Dataset records
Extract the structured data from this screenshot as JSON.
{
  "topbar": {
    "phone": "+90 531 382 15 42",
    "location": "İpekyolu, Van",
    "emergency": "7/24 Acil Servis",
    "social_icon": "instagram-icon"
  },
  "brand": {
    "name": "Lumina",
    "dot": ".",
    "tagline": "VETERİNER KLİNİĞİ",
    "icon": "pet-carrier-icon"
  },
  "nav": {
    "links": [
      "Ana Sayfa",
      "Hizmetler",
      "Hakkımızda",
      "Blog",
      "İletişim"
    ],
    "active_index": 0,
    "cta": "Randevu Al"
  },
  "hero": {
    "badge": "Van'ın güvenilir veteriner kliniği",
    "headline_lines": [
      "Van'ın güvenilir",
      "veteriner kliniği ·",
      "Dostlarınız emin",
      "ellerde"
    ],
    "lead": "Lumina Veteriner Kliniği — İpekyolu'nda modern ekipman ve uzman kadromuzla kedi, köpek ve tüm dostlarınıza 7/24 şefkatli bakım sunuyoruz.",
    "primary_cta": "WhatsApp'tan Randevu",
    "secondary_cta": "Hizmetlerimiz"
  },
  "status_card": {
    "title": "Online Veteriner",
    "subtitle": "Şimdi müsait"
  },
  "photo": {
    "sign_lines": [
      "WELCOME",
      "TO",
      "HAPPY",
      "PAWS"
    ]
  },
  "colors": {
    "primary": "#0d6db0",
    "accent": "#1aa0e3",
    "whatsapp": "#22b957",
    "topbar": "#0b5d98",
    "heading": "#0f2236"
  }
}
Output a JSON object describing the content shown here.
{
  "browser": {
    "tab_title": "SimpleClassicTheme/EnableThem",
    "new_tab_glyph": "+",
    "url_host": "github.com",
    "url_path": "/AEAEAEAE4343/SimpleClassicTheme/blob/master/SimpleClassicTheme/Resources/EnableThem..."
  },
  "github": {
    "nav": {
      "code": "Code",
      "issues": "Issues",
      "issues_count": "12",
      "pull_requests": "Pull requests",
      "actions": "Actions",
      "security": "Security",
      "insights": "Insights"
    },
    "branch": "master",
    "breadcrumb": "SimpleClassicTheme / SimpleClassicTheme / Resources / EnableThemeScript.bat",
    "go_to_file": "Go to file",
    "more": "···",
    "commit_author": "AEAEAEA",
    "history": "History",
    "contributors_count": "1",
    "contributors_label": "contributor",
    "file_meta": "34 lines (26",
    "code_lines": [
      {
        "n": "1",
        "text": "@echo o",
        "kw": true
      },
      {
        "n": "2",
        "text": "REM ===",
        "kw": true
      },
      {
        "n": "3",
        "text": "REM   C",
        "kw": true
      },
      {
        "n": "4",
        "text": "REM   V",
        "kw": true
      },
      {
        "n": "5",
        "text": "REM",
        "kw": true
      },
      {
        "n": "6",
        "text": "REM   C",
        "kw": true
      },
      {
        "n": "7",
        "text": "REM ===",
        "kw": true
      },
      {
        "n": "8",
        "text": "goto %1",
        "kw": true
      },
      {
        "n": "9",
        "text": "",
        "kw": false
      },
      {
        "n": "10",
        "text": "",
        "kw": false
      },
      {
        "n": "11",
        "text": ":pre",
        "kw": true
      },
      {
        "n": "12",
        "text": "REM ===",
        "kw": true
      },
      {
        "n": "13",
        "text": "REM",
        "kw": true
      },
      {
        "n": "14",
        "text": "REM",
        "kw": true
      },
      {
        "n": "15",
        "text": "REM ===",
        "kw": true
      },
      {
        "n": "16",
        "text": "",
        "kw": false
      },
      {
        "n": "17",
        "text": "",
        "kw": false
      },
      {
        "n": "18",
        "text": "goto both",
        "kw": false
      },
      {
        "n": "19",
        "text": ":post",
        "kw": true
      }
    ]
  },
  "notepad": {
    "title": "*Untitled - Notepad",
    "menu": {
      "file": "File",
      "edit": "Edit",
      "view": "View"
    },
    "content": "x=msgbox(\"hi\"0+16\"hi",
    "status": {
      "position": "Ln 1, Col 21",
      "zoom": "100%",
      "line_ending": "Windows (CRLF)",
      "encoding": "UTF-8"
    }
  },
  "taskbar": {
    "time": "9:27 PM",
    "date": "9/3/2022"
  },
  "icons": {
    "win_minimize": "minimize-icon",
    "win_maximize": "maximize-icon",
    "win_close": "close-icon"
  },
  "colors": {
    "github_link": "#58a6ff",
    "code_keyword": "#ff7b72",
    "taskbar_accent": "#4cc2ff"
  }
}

▶ **Stated task**:
Print out every entry, keeping each one exact.

▶ **The response**:
Extract the structured data from this screenshot as JSON.
{
  "topbar": {
    "phone": "+90 531 382 15 42",
    "location": "İpekyolu, Van",
    "emergency": "7/24 Acil Servis",
    "social_icon": "instagram-icon"
  },
  "brand": {
    "name": "Lumina",
    "dot": ".",
    "tagline": "VETERİNER KLİNİĞİ",
    "icon": "pet-carrier-icon"
  },
  "nav": {
    "links": [
      "Ana Sayfa",
      "Hizmetler",
      "Hakkımızda",
      "Blog",
      "İletişim"
    ],
    "active_index": 0,
    "cta": "Randevu Al"
  },
  "hero": {
    "badge": "Van'ın güvenilir veteriner kliniği",
    "headline_lines": [
      "Van'ın güvenilir",
      "veteriner kliniği ·",
      "Dostlarınız emin",
      "ellerde"
    ],
    "lead": "Lumina Veteriner Kliniği — İpekyolu'nda modern ekipman ve uzman kadromuzla kedi, köpek ve tüm dostlarınıza 7/24 şefkatli bakım sunuyoruz.",
    "primary_cta": "WhatsApp'tan Randevu",
    "secondary_cta": "Hizmetlerimiz"
  },
  "status_card": {
    "title": "Online Veteriner",
    "subtitle": "Şimdi müsait"
  },
  "photo": {
    "sign_lines": [
      "WELCOME",
      "TO",
      "HAPPY",
      "PAWS"
    ]
  },
  "colors": {
    "primary": "#0d6db0",
    "accent": "#1aa0e3",
    "whatsapp": "#22b957",
    "topbar": "#0b5d98",
    "heading": "#0f2236"
  }
}
Output a JSON object describing the content shown here.
{
  "browser": {
    "tab_title": "SimpleClassicTheme/EnableThem",
    "new_tab_glyph": "+",
    "url_host": "github.com",
    "url_path": "/AEAEAEAE4343/SimpleClassicTheme/blob/master/SimpleClassicTheme/Resources/EnableThem..."
  },
  "github": {
    "nav": {
      "code": "Code",
      "issues": "Issues",
      "issues_count": "12",
      "pull_requests": "Pull requests",
      "actions": "Actions",
      "security": "Security",
      "insights": "Insights"
    },
    "branch": "master",
    "breadcrumb": "SimpleClassicTheme / SimpleClassicTheme / Resources / EnableThemeScript.bat",
    "go_to_file": "Go to file",
    "more": "···",
    "commit_author": "AEAEAEA",
    "history": "History",
    "contributors_count": "1",
    "contributors_label": "contributor",
    "file_meta": "34 lines (26",
    "code_lines": [
      {
        "n": "1",
        "text": "@echo o",
        "kw": true
      },
      {
        "n": "2",
        "text": "REM ===",
        "kw": true
      },
      {
        "n": "3",
        "text": "REM   C",
        "kw": true
      },
      {
        "n": "4",
        "text": "REM   V",
        "kw": true
      },
      {
        "n": "5",
        "text": "REM",
        "kw": true
      },
      {
        "n": "6",
        "text": "REM   C",
        "kw": true
      },
      {
        "n": "7",
        "text": "REM ===",
        "kw": true
      },
      {
        "n": "8",
        "text": "goto %1",
        "kw": true
      },
      {
        "n": "9",
        "text": "",
        "kw": false
      },
      {
        "n": "10",
        "text": "",
        "kw": false
      },
      {
        "n": "11",
        "text": ":pre",
        "kw": true
      },
      {
        "n": "12",
        "text": "REM ===",
        "kw": true
      },
      {
        "n": "13",
        "text": "REM",
        "kw": true
      },
      {
        "n": "14",
        "text": "REM",
        "kw": true
      },
      {
        "n": "15",
        "text": "REM ===",
        "kw": true
      },
      {
        "n": "16",
        "text": "",
        "kw": false
      },
      {
        "n": "17",
        "text": "",
        "kw": false
      },
      {
        "n": "18",
        "text": "goto both",
        "kw": false
      },
      {
        "n": "19",
        "text": ":post",
        "kw": true
      }
    ]
  },
  "notepad": {
    "title": "*Untitled - Notepad",
    "menu": {
      "file": "File",
      "edit": "Edit",
      "view": "View"
    },
    "content": "x=msgbox(\"hi\"0+16\"hi",
    "status": {
      "position": "Ln 1, Col 21",
      "zoom": "100%",
      "line_ending": "Windows (CRLF)",
      "encoding": "UTF-8"
    }
  },
  "taskbar": {
    "time": "9:27 PM",
    "date": "9/3/2022"
  },
  "icons": {
    "win_minimize": "minimize-icon",
    "win_maximize": "maximize-icon",
    "win_close": "close-icon"
  },
  "colors": {
    "github_link": "#58a6ff",
    "code_keyword": "#ff7b72",
    "taskbar_accent": "#4cc2ff"
  }
}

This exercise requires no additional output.